Output the data below in full, character for character.

**** Dataset content ****

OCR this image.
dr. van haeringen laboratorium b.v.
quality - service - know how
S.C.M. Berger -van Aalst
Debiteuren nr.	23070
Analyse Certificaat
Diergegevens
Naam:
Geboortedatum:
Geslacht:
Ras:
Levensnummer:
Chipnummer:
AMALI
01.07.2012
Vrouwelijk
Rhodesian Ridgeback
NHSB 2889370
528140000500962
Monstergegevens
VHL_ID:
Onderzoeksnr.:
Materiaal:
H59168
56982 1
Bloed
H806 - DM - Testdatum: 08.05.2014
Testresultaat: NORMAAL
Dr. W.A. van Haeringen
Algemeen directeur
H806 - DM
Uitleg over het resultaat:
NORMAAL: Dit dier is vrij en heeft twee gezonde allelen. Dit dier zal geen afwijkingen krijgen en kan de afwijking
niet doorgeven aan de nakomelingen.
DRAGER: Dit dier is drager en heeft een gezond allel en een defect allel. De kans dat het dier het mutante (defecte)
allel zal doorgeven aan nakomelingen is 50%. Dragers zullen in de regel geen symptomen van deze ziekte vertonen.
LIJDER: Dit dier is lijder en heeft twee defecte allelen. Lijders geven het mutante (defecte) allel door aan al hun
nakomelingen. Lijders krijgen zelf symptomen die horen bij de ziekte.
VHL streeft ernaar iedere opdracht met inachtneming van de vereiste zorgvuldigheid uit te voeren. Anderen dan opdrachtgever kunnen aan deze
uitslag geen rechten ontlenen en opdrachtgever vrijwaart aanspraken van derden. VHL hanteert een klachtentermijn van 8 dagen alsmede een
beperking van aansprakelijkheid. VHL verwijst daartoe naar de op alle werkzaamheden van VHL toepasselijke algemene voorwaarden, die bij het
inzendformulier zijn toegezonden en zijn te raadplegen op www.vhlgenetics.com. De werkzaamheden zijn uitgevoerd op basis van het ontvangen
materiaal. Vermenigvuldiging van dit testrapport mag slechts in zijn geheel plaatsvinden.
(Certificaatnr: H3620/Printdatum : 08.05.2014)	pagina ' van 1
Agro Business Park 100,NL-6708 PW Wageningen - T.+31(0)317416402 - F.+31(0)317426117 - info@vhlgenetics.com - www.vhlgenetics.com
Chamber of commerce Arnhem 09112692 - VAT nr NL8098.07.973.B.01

****

Task answer >>
OCR this image.
dr. van haeringen laboratorium b.v.
quality - service - know how
S.C.M. Berger -van Aalst
Debiteuren nr.	23070
Analyse Certificaat
Diergegevens
Naam:
Geboortedatum:
Geslacht:
Ras:
Levensnummer:
Chipnummer:
AMALI
01.07.2012
Vrouwelijk
Rhodesian Ridgeback
NHSB 2889370
528140000500962
Monstergegevens
VHL_ID:
Onderzoeksnr.:
Materiaal:
H59168
56982 1
Bloed
H806 - DM - Testdatum: 08.05.2014
Testresultaat: NORMAAL
Dr. W.A. van Haeringen
Algemeen directeur
H806 - DM
Uitleg over het resultaat:
NORMAAL: Dit dier is vrij en heeft twee gezonde allelen. Dit dier zal geen afwijkingen krijgen en kan de afwijking
niet doorgeven aan de nakomelingen.
DRAGER: Dit dier is drager en heeft een gezond allel en een defect allel. De kans dat het dier het mutante (defecte)
allel zal doorgeven aan nakomelingen is 50%. Dragers zullen in de regel geen symptomen van deze ziekte vertonen.
LIJDER: Dit dier is lijder en heeft twee defecte allelen. Lijders geven het mutante (defecte) allel door aan al hun
nakomelingen. Lijders krijgen zelf symptomen die horen bij de ziekte.
VHL streeft ernaar iedere opdracht met inachtneming van de vereiste zorgvuldigheid uit te voeren. Anderen dan opdrachtgever kunnen aan deze
uitslag geen rechten ontlenen en opdrachtgever vrijwaart aanspraken van derden. VHL hanteert een klachtentermijn van 8 dagen alsmede een
beperking van aansprakelijkheid. VHL verwijst daartoe naar de op alle werkzaamheden van VHL toepasselijke algemene voorwaarden, die bij het
inzendformulier zijn toegezonden en zijn te raadplegen op www.vhlgenetics.com. De werkzaamheden zijn uitgevoerd op basis van het ontvangen
materiaal. Vermenigvuldiging van dit testrapport mag slechts in zijn geheel plaatsvinden.
(Certificaatnr: H3620/Printdatum : 08.05.2014)	pagina ' van 1
Agro Business Park 100,NL-6708 PW Wageningen - T.+31(0)317416402 - F.+31(0)317426117 - info@vhlgenetics.com - www.vhlgenetics.com
Chamber of commerce Arnhem 09112692 - VAT nr NL8098.07.973.B.01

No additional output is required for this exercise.